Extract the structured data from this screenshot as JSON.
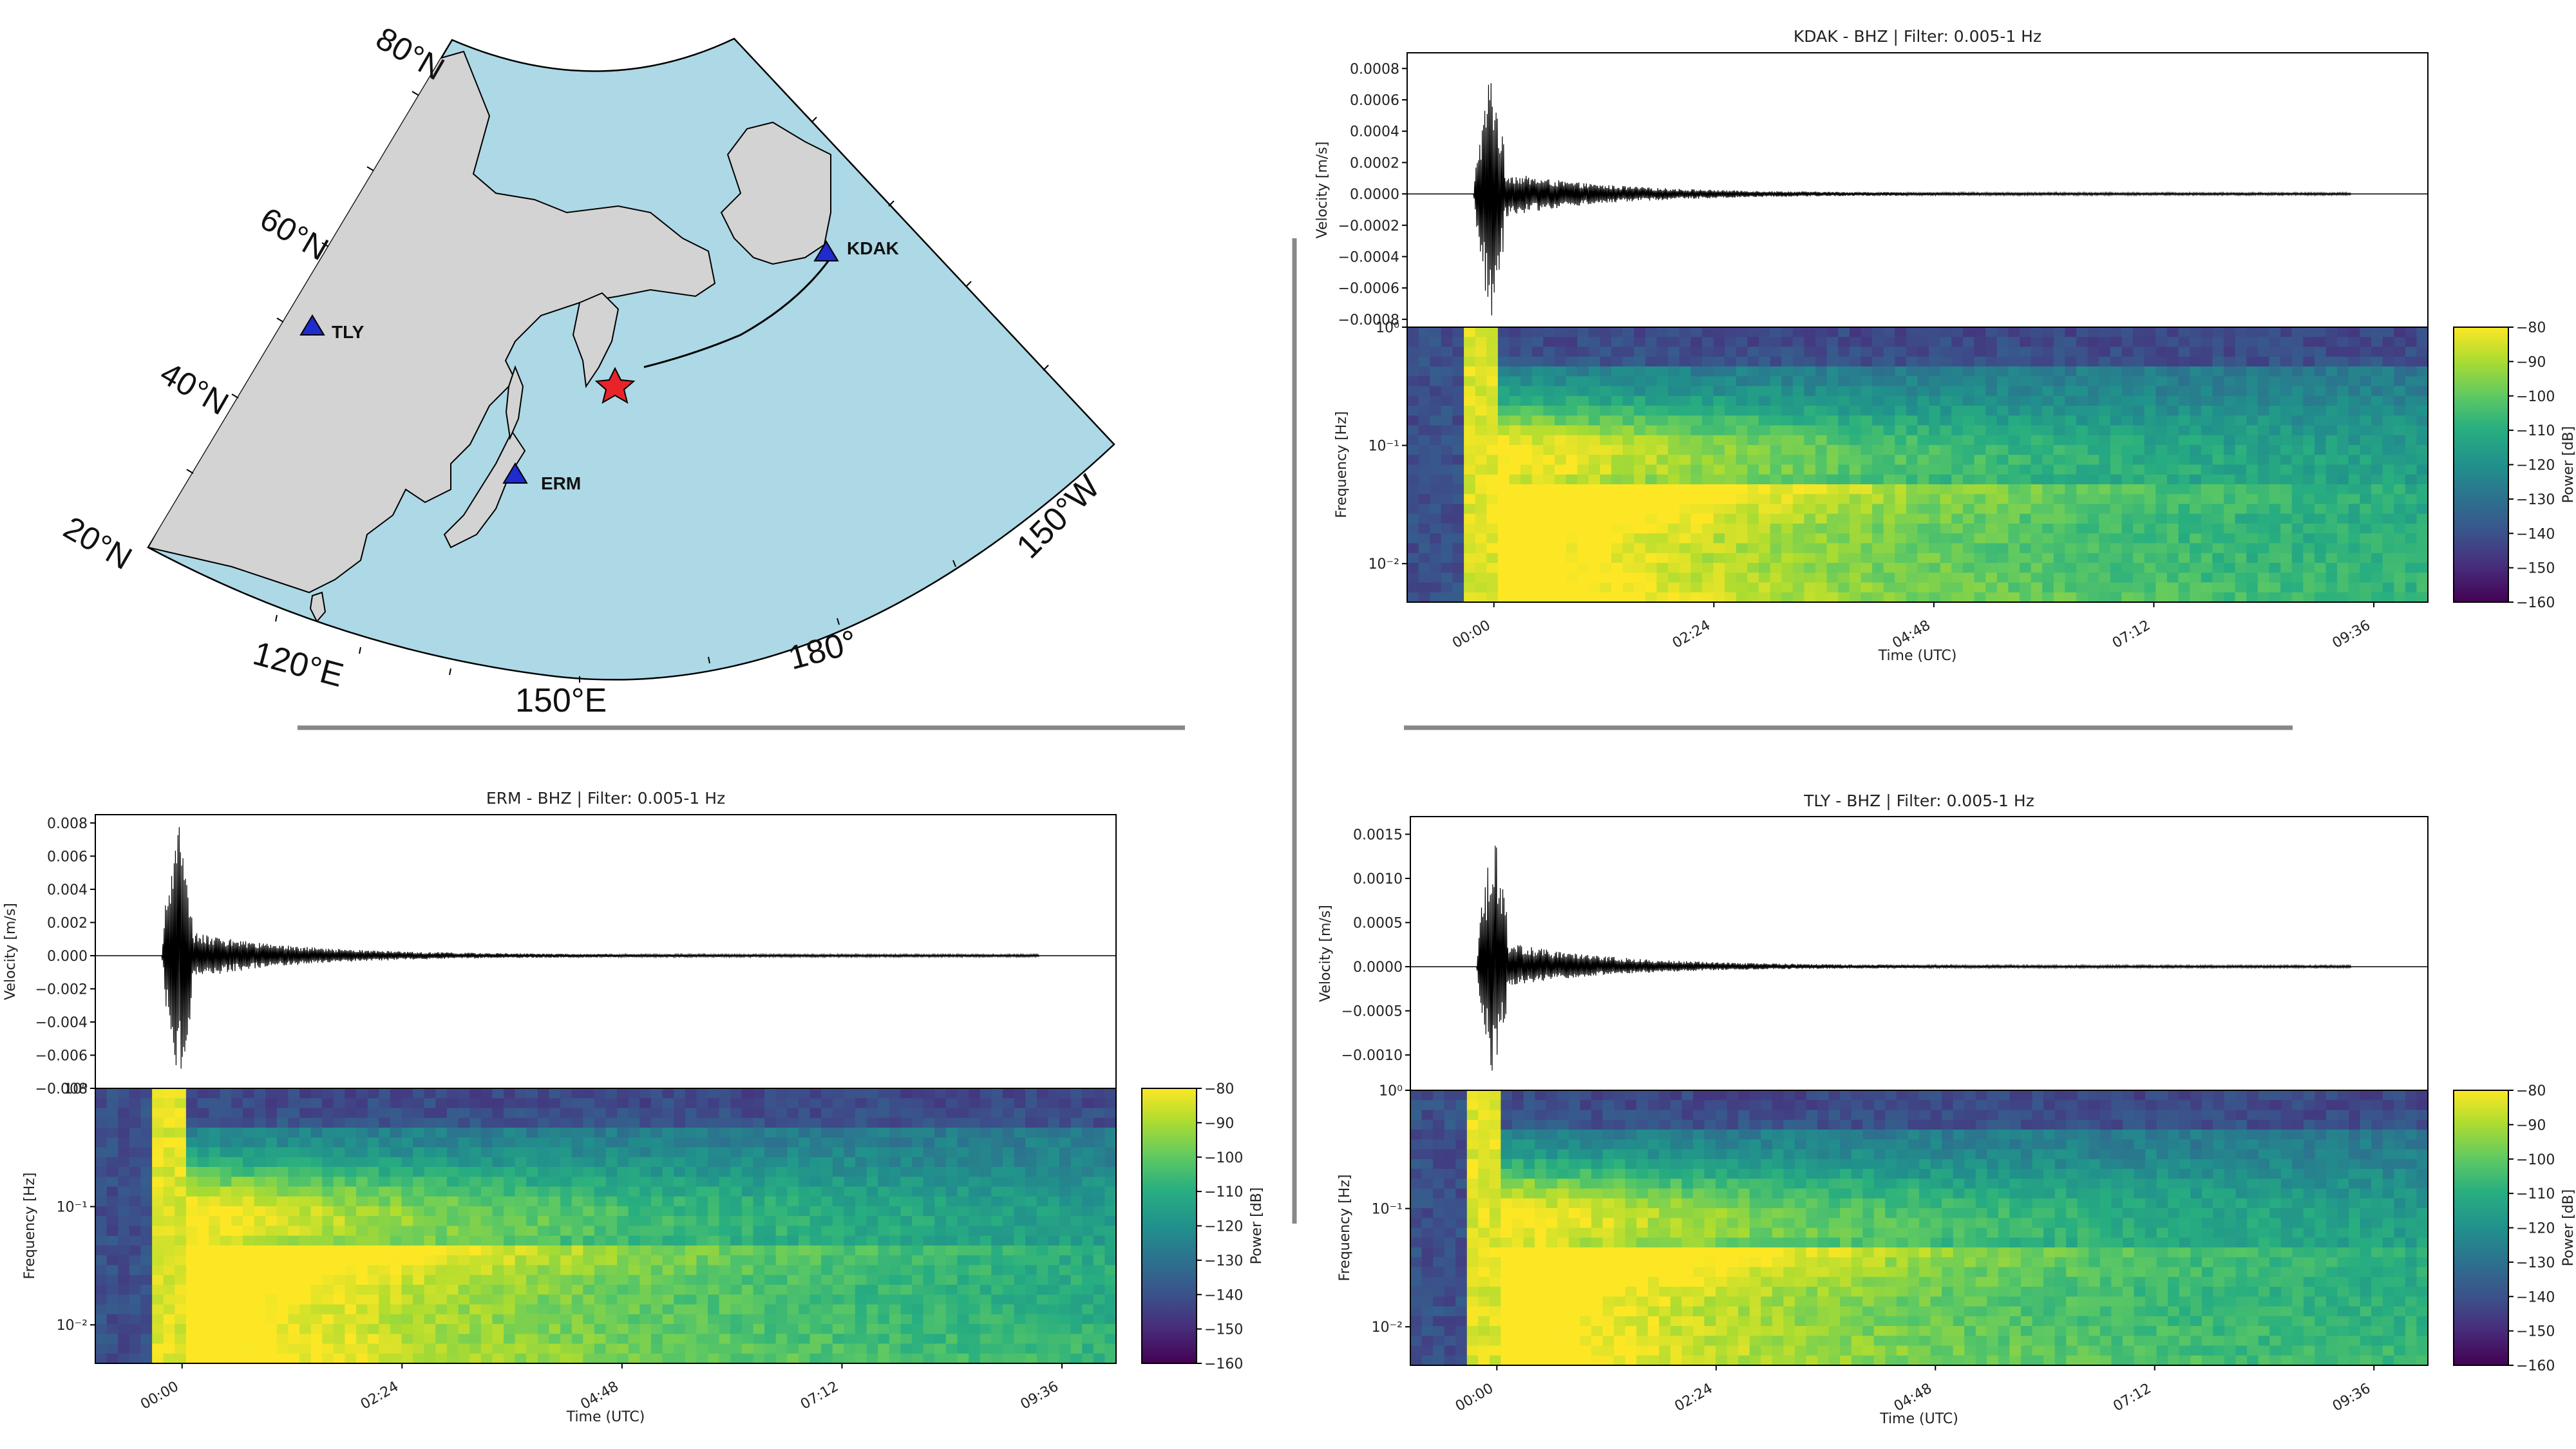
{
  "map": {
    "lat_labels": [
      "80°N",
      "60°N",
      "40°N",
      "20°N"
    ],
    "lon_labels": [
      "120°E",
      "150°E",
      "180°",
      "150°W"
    ],
    "stations": [
      {
        "code": "KDAK",
        "lat": 57.8,
        "lon": -152.6
      },
      {
        "code": "TLY",
        "lat": 51.7,
        "lon": 103.6
      },
      {
        "code": "ERM",
        "lat": 42.0,
        "lon": 143.2
      }
    ],
    "epicenter": {
      "lat": 52.5,
      "lon": 160.3
    },
    "colors": {
      "ocean": "#add8e6",
      "land": "#d3d3d3",
      "station": "#1f2bcc",
      "epicenter": "#e8242a"
    }
  },
  "chart_data": [
    {
      "type": "line+heatmap",
      "title": "KDAK - BHZ | Filter: 0.005-1 Hz",
      "ylabel": "Velocity [m/s]",
      "yticks": [
        "0.0008",
        "0.0006",
        "0.0004",
        "0.0002",
        "0.0000",
        "−0.0002",
        "−0.0004",
        "−0.0006",
        "−0.0008"
      ],
      "ylim": [
        -0.00085,
        0.0009
      ],
      "peak_velocity": [
        0.00078,
        -0.00082
      ],
      "spec_ylabel": "Frequency [Hz]",
      "spec_yticks": [
        "10⁰",
        "10⁻¹",
        "10⁻²"
      ],
      "xlabel": "Time (UTC)",
      "xticks": [
        "00:00",
        "02:24",
        "04:48",
        "07:12",
        "09:36"
      ],
      "colorbar": {
        "label": "Power [dB]",
        "ticks": [
          "−80",
          "−90",
          "−100",
          "−110",
          "−120",
          "−130",
          "−140",
          "−150",
          "−160"
        ],
        "range": [
          -160,
          -80
        ]
      }
    },
    {
      "type": "line+heatmap",
      "title": "ERM - BHZ | Filter: 0.005-1 Hz",
      "ylabel": "Velocity [m/s]",
      "yticks": [
        "0.008",
        "0.006",
        "0.004",
        "0.002",
        "0.000",
        "−0.002",
        "−0.004",
        "−0.006",
        "−0.008"
      ],
      "ylim": [
        -0.008,
        0.0085
      ],
      "peak_velocity": [
        0.0078,
        -0.0078
      ],
      "spec_ylabel": "Frequency [Hz]",
      "spec_yticks": [
        "10⁰",
        "10⁻¹",
        "10⁻²"
      ],
      "xlabel": "Time (UTC)",
      "xticks": [
        "00:00",
        "02:24",
        "04:48",
        "07:12",
        "09:36"
      ],
      "colorbar": {
        "label": "Power [dB]",
        "ticks": [
          "−80",
          "−90",
          "−100",
          "−110",
          "−120",
          "−130",
          "−140",
          "−150",
          "−160"
        ],
        "range": [
          -160,
          -80
        ]
      }
    },
    {
      "type": "line+heatmap",
      "title": "TLY - BHZ | Filter: 0.005-1 Hz",
      "ylabel": "Velocity [m/s]",
      "yticks": [
        "0.0015",
        "0.0010",
        "0.0005",
        "0.0000",
        "−0.0005",
        "−0.0010"
      ],
      "ylim": [
        -0.0014,
        0.0017
      ],
      "peak_velocity": [
        0.00155,
        -0.00125
      ],
      "spec_ylabel": "Frequency [Hz]",
      "spec_yticks": [
        "10⁰",
        "10⁻¹",
        "10⁻²"
      ],
      "xlabel": "Time (UTC)",
      "xticks": [
        "00:00",
        "02:24",
        "04:48",
        "07:12",
        "09:36"
      ],
      "colorbar": {
        "label": "Power [dB]",
        "ticks": [
          "−80",
          "−90",
          "−100",
          "−110",
          "−120",
          "−130",
          "−140",
          "−150",
          "−160"
        ],
        "range": [
          -160,
          -80
        ]
      }
    }
  ]
}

___

**Task requirements:**
Show all lines above holding "Filter".

**Output of the exercise:**
      "title": "KDAK - BHZ | Filter: 0.005-1 Hz",
      "title": "ERM - BHZ | Filter: 0.005-1 Hz",
      "title": "TLY - BHZ | Filter: 0.005-1 Hz",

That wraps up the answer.